Task goal » Copy the following items word for word, omitting any pictures from your answer.

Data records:
######

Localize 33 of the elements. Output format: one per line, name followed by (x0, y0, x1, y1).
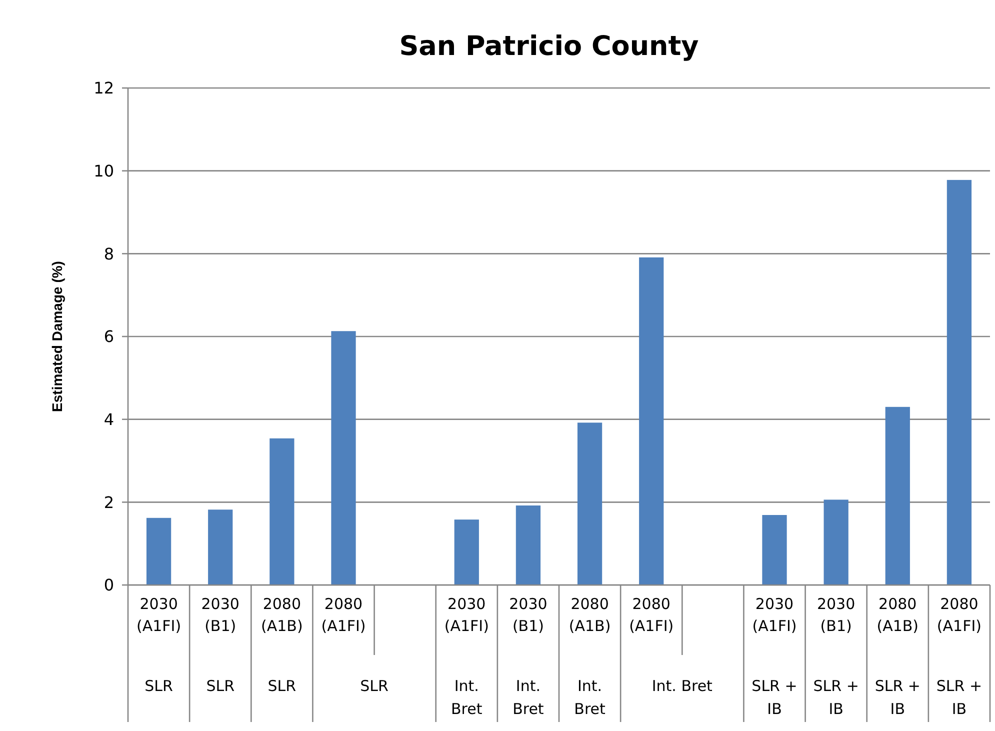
category-label: 2080 (A1FI) SLR + IB (936, 595, 982, 718)
y-tick-label: 2 (104, 492, 114, 512)
bar (208, 510, 233, 585)
bar (946, 180, 972, 585)
category-label: 2030 (B1) SLR + IB (813, 595, 859, 718)
category-label: 2030 (A1FI) SLR + IB (752, 595, 798, 718)
y-tick-label: 4 (104, 410, 114, 429)
y-tick-label: 12 (94, 78, 114, 98)
y-tick-label: 10 (94, 161, 114, 180)
bar (516, 505, 541, 585)
y-tick-label: 6 (104, 327, 114, 346)
category-label: 2030 (B1) SLR (201, 595, 240, 695)
category-label: 2080 (A1FI) Int. Bret (629, 595, 712, 695)
category-label: 2030 (A1FI) SLR (136, 595, 182, 695)
bar (824, 500, 848, 585)
bar (577, 422, 602, 585)
bar (454, 520, 479, 585)
chart-title: San Patricio County (399, 31, 700, 62)
bar (146, 518, 172, 585)
category-label: 2080 (A1FI) SLR (321, 595, 388, 695)
bar (331, 331, 356, 585)
bar (885, 406, 910, 585)
y-tick-label: 8 (104, 244, 114, 264)
bar (762, 515, 787, 585)
category-label: 2080 (A1B) SLR (261, 595, 303, 695)
category-label: 2080 (A1B) SLR + IB (874, 595, 920, 718)
category-label: 2030 (B1) Int. Bret (509, 595, 548, 718)
y-axis-title: Estimated Damage (%) (49, 261, 65, 412)
y-tick-label: 0 (104, 576, 114, 595)
bar (270, 438, 294, 585)
bar (639, 257, 664, 585)
category-label: 2080 (A1B) Int. Bret (568, 595, 611, 718)
category-label: 2030 (A1FI) Int. Bret (444, 595, 489, 718)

######

Written answer »
Localize 33 of the elements. Output format: one per line, name followed by (x0, y0, x1, y1).
category-label: 2080 (A1FI) SLR + IB (936, 595, 982, 718)
y-tick-label: 2 (104, 492, 114, 512)
bar (208, 510, 233, 585)
bar (946, 180, 972, 585)
category-label: 2030 (B1) SLR + IB (813, 595, 859, 718)
category-label: 2030 (A1FI) SLR + IB (752, 595, 798, 718)
y-tick-label: 4 (104, 410, 114, 429)
y-tick-label: 12 (94, 78, 114, 98)
y-tick-label: 10 (94, 161, 114, 180)
bar (516, 505, 541, 585)
y-tick-label: 6 (104, 327, 114, 346)
category-label: 2030 (B1) SLR (201, 595, 240, 695)
category-label: 2080 (A1FI) Int. Bret (629, 595, 712, 695)
category-label: 2030 (A1FI) SLR (136, 595, 182, 695)
bar (824, 500, 848, 585)
bar (577, 422, 602, 585)
bar (454, 520, 479, 585)
chart-title: San Patricio County (399, 31, 700, 62)
bar (146, 518, 172, 585)
category-label: 2080 (A1FI) SLR (321, 595, 388, 695)
bar (331, 331, 356, 585)
bar (885, 406, 910, 585)
y-tick-label: 8 (104, 244, 114, 264)
bar (762, 515, 787, 585)
category-label: 2080 (A1B) SLR (261, 595, 303, 695)
category-label: 2080 (A1B) SLR + IB (874, 595, 920, 718)
category-label: 2030 (B1) Int. Bret (509, 595, 548, 718)
y-axis-title: Estimated Damage (%) (49, 261, 65, 412)
y-tick-label: 0 (104, 576, 114, 595)
bar (270, 438, 294, 585)
bar (639, 257, 664, 585)
category-label: 2080 (A1B) Int. Bret (568, 595, 611, 718)
category-label: 2030 (A1FI) Int. Bret (444, 595, 489, 718)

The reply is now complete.